--- start ---

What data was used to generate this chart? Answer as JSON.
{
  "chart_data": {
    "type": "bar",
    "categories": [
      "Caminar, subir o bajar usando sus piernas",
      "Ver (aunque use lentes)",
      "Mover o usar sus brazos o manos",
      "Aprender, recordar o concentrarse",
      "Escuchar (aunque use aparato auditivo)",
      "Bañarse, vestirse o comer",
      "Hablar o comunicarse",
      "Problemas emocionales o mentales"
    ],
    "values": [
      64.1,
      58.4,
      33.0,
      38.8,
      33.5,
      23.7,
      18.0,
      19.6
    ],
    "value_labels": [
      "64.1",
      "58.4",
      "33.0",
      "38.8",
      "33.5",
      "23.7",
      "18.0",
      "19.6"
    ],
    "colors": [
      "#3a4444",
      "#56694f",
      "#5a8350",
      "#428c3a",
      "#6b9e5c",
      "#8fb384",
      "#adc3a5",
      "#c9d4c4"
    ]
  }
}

--- end ---

● **Objective**: Exactly reproduce all of the entries.

● **Expected output**:
What data was used to generate this chart? Answer as JSON.
{
  "chart_data": {
    "type": "bar",
    "categories": [
      "Caminar, subir o bajar usando sus piernas",
      "Ver (aunque use lentes)",
      "Mover o usar sus brazos o manos",
      "Aprender, recordar o concentrarse",
      "Escuchar (aunque use aparato auditivo)",
      "Bañarse, vestirse o comer",
      "Hablar o comunicarse",
      "Problemas emocionales o mentales"
    ],
    "values": [
      64.1,
      58.4,
      33.0,
      38.8,
      33.5,
      23.7,
      18.0,
      19.6
    ],
    "value_labels": [
      "64.1",
      "58.4",
      "33.0",
      "38.8",
      "33.5",
      "23.7",
      "18.0",
      "19.6"
    ],
    "colors": [
      "#3a4444",
      "#56694f",
      "#5a8350",
      "#428c3a",
      "#6b9e5c",
      "#8fb384",
      "#adc3a5",
      "#c9d4c4"
    ]
  }
}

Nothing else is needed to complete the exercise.